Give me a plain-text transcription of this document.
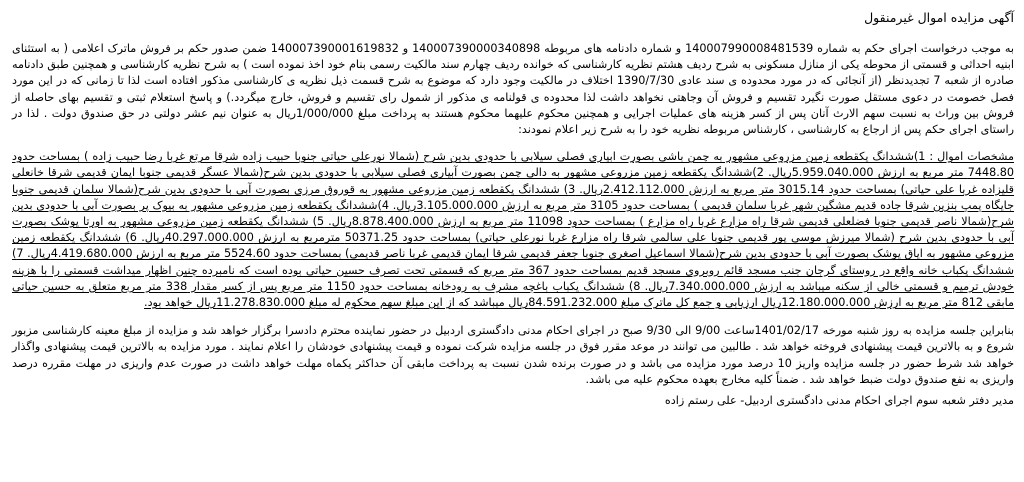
آگهی مزایده اموال غیرمنقول

به موجب درخواست اجرای حکم به شماره 14000799000848153‌9 و شماره دادنامه های مربوطه 14000739000034089‌8 و 14000739000161983‌2 ضمن صدور حکم بر فروش ماترک اعلامی ( به استثنای ابنیه احداثی و قسمتی از محوطه یکی از منازل مسکونی به شرح ردیف هشتم نظریه کارشناسی که خوانده ردیف چهارم سند مالکیت رسمی بنام خود اخذ نموده است ) به شرح نظریه کارشناسی و همچنین طبق دادنامه صادره از شعبه 7 تجدیدنظر (از آنجائی که در مورد محدوده ی سند عادی 1390/7/30 اختلاف در مالکیت وجود دارد که موضوع به شرح قسمت ذیل نظریه ی کارشناسی مذکور افتاده است لذا تا زمانی که در این مورد فصل خصومت در دعوی مستقل صورت نگیرد تقسیم و فروش آن وجاهتی نخواهد داشت لذا محدوده ی قولنامه ی مذکور از شمول رای تقسیم و فروش، خارج میگردد.) و پاسخ استعلام ثبتی و تقسیم بهای حاصله از فروش بین وراث به نسبت سهم الارث آنان پس از کسر هزینه های عملیات اجرایی و همچنین محکوم علیهما محکوم هستند به پرداخت مبلغ 1/000/000ریال به عنوان نیم عشر دولتی در حق صندوق دولت . لذا در راستای اجرای حکم پس از ارجاع به کارشناسی ، کارشناس مربوطه نظریه خود را به شرح زیر اعلام نمودند:

مشخصات اموال : 1)ششدانگ یکقطعه زمین مزروعی مشهور به چمن باشی بصورت ابیاری فصلی سیلابی با حدودی بدین شرح (شمالا نورعلی حیاتی جنوبا حبیب زاده شرقا مرتع غربا رضا حبیب زاده ) بمساحت حدود 7448.80 متر مربع به ارزش 5.959.040.000ریال. 2)ششدانگ یکقطعه زمین مزروعی مشهور به دالی چمن بصورت آبیاری فصلی سیلابی با حدودی بدین شرح(شمالا عسگر قدیمی جنوبا ایمان قدیمی شرقا خانعلی قلیزاده غربا علی حیاتی) بمساحت حدود 3015.14 متر مربع به ارزش 2.412.112.000ریال. 3) ششدانگ یکقطعه زمین مزروعی مشهور به قوروق مرزی بصورت آبی با حدودی بدین شرح(شمالا سلمان قدیمی جنوبا جایگاه پمپ بنزین شرقا جاده قدیم مشگین شهر غربا سلمان قدیمی ) بمساحت حدود 3105 متر مربع به ارزش 3.105.000.000ریال. 4)ششدانگ یکقطعه زمین مزروعی مشهور به بیوک پر بصورت آبی با حدودی بدین شرح(شمالا ناصر قدیمی جنوبا فضلعلی قدیمی شرقا راه مزارع غربا راه مزارع ) بمساحت حدود 11098 متر مربع به ارزش 8.878.400.000ریال. 5) ششدانگ یکقطعه زمین مزروعی مشهور به اورتا یوشک بصورت آبی با حدودی بدین شرح (شمالا میرزش موسی پور قدیمی جنوبا علی سالمی شرقا راه مزارع غربا نورعلی حیاتی) بمساحت حدود 50371.25 مترمربع به ارزش 40.297.000.000ریال. 6) ششدانگ یکقطعه زمین مزروعی مشهور به ایاق یوشک بصورت آبی با حدودی بدین شرح(شمالا اسماعیل اصغری جنوبا جعفر قدیمی شرقا ایمان قدیمی غربا ناصر قدیمی) بمساحت حدود 5524.60 متر مربع به ارزش 4.419.680.000ریال. 7) ششدانگ یکباب خانه واقع در روستای گرجان جنب مسجد قائم روبروی مسجد قدیم بمساحت حدود 367 متر مربع که قسمتی تحت تصرف حسین حیاتی بوده است که نامبرده چنین اظهار میداشت قسمتی را با هزینه خودش ترمیم و قسمتی خالی از سکنه میباشد به ارزش 7.340.000.000ریال. 8) ششدانگ یکباب باغچه مشرف به رودخانه بمساحت حدود 1150 متر مربع پس از کسر مقدار 338 متر مربع متعلق به حسین حیاتی مابقی 812 متر مربع به ارزش 12.180.000.000ریال ارزیابی و جمع کل ماترک مبلغ 84.591.232.000ریال میباشد که از این مبلغ سهم محکوم له مبلغ 11.278.830.000ریال خواهد بود.

بنابراین جلسه مزایده به روز شنبه مورخه 1401/02/17ساعت 9/00 الی 9/30 صبح در اجرای احکام مدنی دادگستری اردبیل در حضور نماینده محترم دادسرا برگزار خواهد شد و مزایده از مبلغ معینه کارشناسی مزبور شروع و به بالاترین قیمت پیشنهادی فروخته خواهد شد . طالبین می توانند در موعد مقرر فوق در جلسه مزایده شرکت نموده و قیمت پیشنهادی خودشان را اعلام نمایند . مورد مزایده به بالاترین قیمت پیشنهادی واگذار خواهد شد شرط حضور در جلسه مزایده واریز 10 درصد مورد مزایده می باشد و در صورت برنده شدن نسبت به پرداخت مابقی آن حداکثر یکماه مهلت خواهد داشت در صورت عدم واریزی در مهلت مقرره درصد واریزی به نفع صندوق دولت ضبط خواهد شد . ضمناً کلیه مخارج بعهده محکوم علیه می باشد.

مدیر دفتر شعبه سوم اجرای احکام مدنی دادگستری اردبیل- علی رستم زاده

◆ Objective: Omitting all images, retype each line of the records precisely.

◆ Output for this task:
Give me a plain-text transcription of this document.
آگهی مزایده اموال غیرمنقول

به موجب درخواست اجرای حکم به شماره 14000799000848153‌9 و شماره دادنامه های مربوطه 14000739000034089‌8 و 14000739000161983‌2 ضمن صدور حکم بر فروش ماترک اعلامی ( به استثنای ابنیه احداثی و قسمتی از محوطه یکی از منازل مسکونی به شرح ردیف هشتم نظریه کارشناسی که خوانده ردیف چهارم سند مالکیت رسمی بنام خود اخذ نموده است ) به شرح نظریه کارشناسی و همچنین طبق دادنامه صادره از شعبه 7 تجدیدنظر (از آنجائی که در مورد محدوده ی سند عادی 1390/7/30 اختلاف در مالکیت وجود دارد که موضوع به شرح قسمت ذیل نظریه ی کارشناسی مذکور افتاده است لذا تا زمانی که در این مورد فصل خصومت در دعوی مستقل صورت نگیرد تقسیم و فروش آن وجاهتی نخواهد داشت لذا محدوده ی قولنامه ی مذکور از شمول رای تقسیم و فروش، خارج میگردد.) و پاسخ استعلام ثبتی و تقسیم بهای حاصله از فروش بین وراث به نسبت سهم الارث آنان پس از کسر هزینه های عملیات اجرایی و همچنین محکوم علیهما محکوم هستند به پرداخت مبلغ 1/000/000ریال به عنوان نیم عشر دولتی در حق صندوق دولت . لذا در راستای اجرای حکم پس از ارجاع به کارشناسی ، کارشناس مربوطه نظریه خود را به شرح زیر اعلام نمودند:

مشخصات اموال : 1)ششدانگ یکقطعه زمین مزروعی مشهور به چمن باشی بصورت ابیاری فصلی سیلابی با حدودی بدین شرح (شمالا نورعلی حیاتی جنوبا حبیب زاده شرقا مرتع غربا رضا حبیب زاده ) بمساحت حدود 7448.80 متر مربع به ارزش 5.959.040.000ریال. 2)ششدانگ یکقطعه زمین مزروعی مشهور به دالی چمن بصورت آبیاری فصلی سیلابی با حدودی بدین شرح(شمالا عسگر قدیمی جنوبا ایمان قدیمی شرقا خانعلی قلیزاده غربا علی حیاتی) بمساحت حدود 3015.14 متر مربع به ارزش 2.412.112.000ریال. 3) ششدانگ یکقطعه زمین مزروعی مشهور به قوروق مرزی بصورت آبی با حدودی بدین شرح(شمالا سلمان قدیمی جنوبا جایگاه پمپ بنزین شرقا جاده قدیم مشگین شهر غربا سلمان قدیمی ) بمساحت حدود 3105 متر مربع به ارزش 3.105.000.000ریال. 4)ششدانگ یکقطعه زمین مزروعی مشهور به بیوک پر بصورت آبی با حدودی بدین شرح(شمالا ناصر قدیمی جنوبا فضلعلی قدیمی شرقا راه مزارع غربا راه مزارع ) بمساحت حدود 11098 متر مربع به ارزش 8.878.400.000ریال. 5) ششدانگ یکقطعه زمین مزروعی مشهور به اورتا یوشک بصورت آبی با حدودی بدین شرح (شمالا میرزش موسی پور قدیمی جنوبا علی سالمی شرقا راه مزارع غربا نورعلی حیاتی) بمساحت حدود 50371.25 مترمربع به ارزش 40.297.000.000ریال. 6) ششدانگ یکقطعه زمین مزروعی مشهور به ایاق یوشک بصورت آبی با حدودی بدین شرح(شمالا اسماعیل اصغری جنوبا جعفر قدیمی شرقا ایمان قدیمی غربا ناصر قدیمی) بمساحت حدود 5524.60 متر مربع به ارزش 4.419.680.000ریال. 7) ششدانگ یکباب خانه واقع در روستای گرجان جنب مسجد قائم روبروی مسجد قدیم بمساحت حدود 367 متر مربع که قسمتی تحت تصرف حسین حیاتی بوده است که نامبرده چنین اظهار میداشت قسمتی را با هزینه خودش ترمیم و قسمتی خالی از سکنه میباشد به ارزش 7.340.000.000ریال. 8) ششدانگ یکباب باغچه مشرف به رودخانه بمساحت حدود 1150 متر مربع پس از کسر مقدار 338 متر مربع متعلق به حسین حیاتی مابقی 812 متر مربع به ارزش 12.180.000.000ریال ارزیابی و جمع کل ماترک مبلغ 84.591.232.000ریال میباشد که از این مبلغ سهم محکوم له مبلغ 11.278.830.000ریال خواهد بود.

بنابراین جلسه مزایده به روز شنبه مورخه 1401/02/17ساعت 9/00 الی 9/30 صبح در اجرای احکام مدنی دادگستری اردبیل در حضور نماینده محترم دادسرا برگزار خواهد شد و مزایده از مبلغ معینه کارشناسی مزبور شروع و به بالاترین قیمت پیشنهادی فروخته خواهد شد . طالبین می توانند در موعد مقرر فوق در جلسه مزایده شرکت نموده و قیمت پیشنهادی خودشان را اعلام نمایند . مورد مزایده به بالاترین قیمت پیشنهادی واگذار خواهد شد شرط حضور در جلسه مزایده واریز 10 درصد مورد مزایده می باشد و در صورت برنده شدن نسبت به پرداخت مابقی آن حداکثر یکماه مهلت خواهد داشت در صورت عدم واریزی در مهلت مقرره درصد واریزی به نفع صندوق دولت ضبط خواهد شد . ضمناً کلیه مخارج بعهده محکوم علیه می باشد.

مدیر دفتر شعبه سوم اجرای احکام مدنی دادگستری اردبیل- علی رستم زاده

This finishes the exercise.